▶ **AIM**: In the data, extract each line that holds the string "have".
begin DATA ENTRIES
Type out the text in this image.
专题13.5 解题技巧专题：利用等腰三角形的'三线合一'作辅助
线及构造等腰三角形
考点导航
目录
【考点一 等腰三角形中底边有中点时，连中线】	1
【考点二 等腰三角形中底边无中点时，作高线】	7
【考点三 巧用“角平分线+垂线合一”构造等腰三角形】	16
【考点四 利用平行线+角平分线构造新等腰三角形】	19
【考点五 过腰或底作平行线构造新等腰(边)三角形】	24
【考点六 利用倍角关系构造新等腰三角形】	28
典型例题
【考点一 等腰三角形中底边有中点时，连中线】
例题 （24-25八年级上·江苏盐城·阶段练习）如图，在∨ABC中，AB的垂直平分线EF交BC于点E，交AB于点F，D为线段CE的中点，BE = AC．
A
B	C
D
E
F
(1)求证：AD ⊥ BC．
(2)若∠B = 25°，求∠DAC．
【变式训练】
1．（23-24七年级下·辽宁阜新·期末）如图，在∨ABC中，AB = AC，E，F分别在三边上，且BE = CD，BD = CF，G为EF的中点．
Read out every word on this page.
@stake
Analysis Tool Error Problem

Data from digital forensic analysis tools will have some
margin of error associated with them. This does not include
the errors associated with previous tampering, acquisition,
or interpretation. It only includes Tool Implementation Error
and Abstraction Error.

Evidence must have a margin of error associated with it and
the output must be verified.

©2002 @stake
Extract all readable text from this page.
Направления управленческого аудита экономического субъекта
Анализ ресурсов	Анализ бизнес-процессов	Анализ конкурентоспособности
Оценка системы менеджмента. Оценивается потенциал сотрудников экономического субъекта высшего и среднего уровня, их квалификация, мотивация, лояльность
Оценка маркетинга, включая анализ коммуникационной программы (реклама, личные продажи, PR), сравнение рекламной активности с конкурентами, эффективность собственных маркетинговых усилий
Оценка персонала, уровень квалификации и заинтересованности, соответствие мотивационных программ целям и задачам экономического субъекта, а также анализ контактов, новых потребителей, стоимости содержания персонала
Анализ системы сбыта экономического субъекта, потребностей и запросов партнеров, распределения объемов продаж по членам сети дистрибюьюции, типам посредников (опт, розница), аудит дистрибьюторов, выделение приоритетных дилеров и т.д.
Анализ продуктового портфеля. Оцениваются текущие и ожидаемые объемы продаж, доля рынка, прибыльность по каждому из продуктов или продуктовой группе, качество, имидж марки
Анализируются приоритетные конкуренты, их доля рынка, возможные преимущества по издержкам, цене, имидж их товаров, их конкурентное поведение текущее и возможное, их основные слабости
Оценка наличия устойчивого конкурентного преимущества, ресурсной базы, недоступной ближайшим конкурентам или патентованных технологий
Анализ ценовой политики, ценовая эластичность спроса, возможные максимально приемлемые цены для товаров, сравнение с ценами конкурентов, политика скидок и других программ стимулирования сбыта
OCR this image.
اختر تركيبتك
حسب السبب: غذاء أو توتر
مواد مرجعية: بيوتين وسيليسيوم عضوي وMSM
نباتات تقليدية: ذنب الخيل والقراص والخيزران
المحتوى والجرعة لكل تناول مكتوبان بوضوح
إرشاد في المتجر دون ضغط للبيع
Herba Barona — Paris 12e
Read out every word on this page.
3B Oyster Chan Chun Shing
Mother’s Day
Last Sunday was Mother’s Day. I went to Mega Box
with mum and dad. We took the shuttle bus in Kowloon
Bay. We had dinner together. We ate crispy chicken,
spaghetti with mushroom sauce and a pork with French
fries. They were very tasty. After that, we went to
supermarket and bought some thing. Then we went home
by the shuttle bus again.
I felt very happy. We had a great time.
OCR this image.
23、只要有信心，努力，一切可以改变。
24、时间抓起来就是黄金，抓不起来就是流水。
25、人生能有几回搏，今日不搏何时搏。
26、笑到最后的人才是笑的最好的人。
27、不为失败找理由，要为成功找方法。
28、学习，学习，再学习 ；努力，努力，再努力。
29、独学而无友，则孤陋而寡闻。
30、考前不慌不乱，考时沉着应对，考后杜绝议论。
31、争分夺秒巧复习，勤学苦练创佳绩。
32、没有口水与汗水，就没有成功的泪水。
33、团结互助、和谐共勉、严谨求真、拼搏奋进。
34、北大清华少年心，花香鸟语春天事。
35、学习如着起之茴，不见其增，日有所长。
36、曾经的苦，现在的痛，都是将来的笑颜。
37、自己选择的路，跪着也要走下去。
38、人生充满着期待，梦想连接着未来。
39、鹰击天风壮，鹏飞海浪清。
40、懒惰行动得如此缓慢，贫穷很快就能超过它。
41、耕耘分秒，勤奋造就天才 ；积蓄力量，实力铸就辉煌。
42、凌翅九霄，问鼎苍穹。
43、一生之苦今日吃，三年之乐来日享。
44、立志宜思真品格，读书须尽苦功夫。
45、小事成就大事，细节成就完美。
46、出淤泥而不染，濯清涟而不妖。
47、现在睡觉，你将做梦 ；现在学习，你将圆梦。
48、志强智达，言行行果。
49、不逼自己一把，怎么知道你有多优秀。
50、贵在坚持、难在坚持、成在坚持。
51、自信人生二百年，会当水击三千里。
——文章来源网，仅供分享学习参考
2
end DATA ENTRIES
▶ **FULL ANSWER**:
Data from digital forensic analysis tools will have some
Evidence must have a margin of error associated with it and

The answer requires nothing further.